Extracted data entries:
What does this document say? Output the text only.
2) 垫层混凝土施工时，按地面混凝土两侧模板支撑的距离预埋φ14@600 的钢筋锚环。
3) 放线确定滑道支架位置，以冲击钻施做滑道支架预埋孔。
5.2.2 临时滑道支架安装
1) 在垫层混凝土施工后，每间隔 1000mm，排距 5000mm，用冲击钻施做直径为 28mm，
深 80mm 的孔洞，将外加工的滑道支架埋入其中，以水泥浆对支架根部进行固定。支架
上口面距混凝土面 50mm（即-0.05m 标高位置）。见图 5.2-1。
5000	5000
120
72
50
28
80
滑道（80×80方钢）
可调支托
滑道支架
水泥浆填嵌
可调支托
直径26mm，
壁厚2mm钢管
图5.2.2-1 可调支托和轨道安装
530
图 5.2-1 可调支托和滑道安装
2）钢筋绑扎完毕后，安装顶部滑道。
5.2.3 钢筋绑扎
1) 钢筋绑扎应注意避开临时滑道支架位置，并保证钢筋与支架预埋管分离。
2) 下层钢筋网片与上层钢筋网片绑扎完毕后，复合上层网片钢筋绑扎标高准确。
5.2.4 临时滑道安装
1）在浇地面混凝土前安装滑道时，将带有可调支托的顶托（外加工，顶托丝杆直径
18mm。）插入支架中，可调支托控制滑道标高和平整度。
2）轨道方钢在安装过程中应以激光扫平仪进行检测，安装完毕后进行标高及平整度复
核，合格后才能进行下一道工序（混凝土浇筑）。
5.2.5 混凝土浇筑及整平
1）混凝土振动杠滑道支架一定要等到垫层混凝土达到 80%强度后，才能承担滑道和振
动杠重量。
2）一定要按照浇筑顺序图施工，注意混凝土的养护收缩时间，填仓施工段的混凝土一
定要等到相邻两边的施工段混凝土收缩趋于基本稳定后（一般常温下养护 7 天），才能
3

■ What is required:
Each line must be given again exactly as written above.

■ Solution for this exercise:
What does this document say? Output the text only.
2) 垫层混凝土施工时，按地面混凝土两侧模板支撑的距离预埋φ14@600 的钢筋锚环。
3) 放线确定滑道支架位置，以冲击钻施做滑道支架预埋孔。
5.2.2 临时滑道支架安装
1) 在垫层混凝土施工后，每间隔 1000mm，排距 5000mm，用冲击钻施做直径为 28mm，
深 80mm 的孔洞，将外加工的滑道支架埋入其中，以水泥浆对支架根部进行固定。支架
上口面距混凝土面 50mm（即-0.05m 标高位置）。见图 5.2-1。
5000	5000
120
72
50
28
80
滑道（80×80方钢）
可调支托
滑道支架
水泥浆填嵌
可调支托
直径26mm，
壁厚2mm钢管
图5.2.2-1 可调支托和轨道安装
530
图 5.2-1 可调支托和滑道安装
2）钢筋绑扎完毕后，安装顶部滑道。
5.2.3 钢筋绑扎
1) 钢筋绑扎应注意避开临时滑道支架位置，并保证钢筋与支架预埋管分离。
2) 下层钢筋网片与上层钢筋网片绑扎完毕后，复合上层网片钢筋绑扎标高准确。
5.2.4 临时滑道安装
1）在浇地面混凝土前安装滑道时，将带有可调支托的顶托（外加工，顶托丝杆直径
18mm。）插入支架中，可调支托控制滑道标高和平整度。
2）轨道方钢在安装过程中应以激光扫平仪进行检测，安装完毕后进行标高及平整度复
核，合格后才能进行下一道工序（混凝土浇筑）。
5.2.5 混凝土浇筑及整平
1）混凝土振动杠滑道支架一定要等到垫层混凝土达到 80%强度后，才能承担滑道和振
动杠重量。
2）一定要按照浇筑顺序图施工，注意混凝土的养护收缩时间，填仓施工段的混凝土一
定要等到相邻两边的施工段混凝土收缩趋于基本稳定后（一般常温下养护 7 天），才能
3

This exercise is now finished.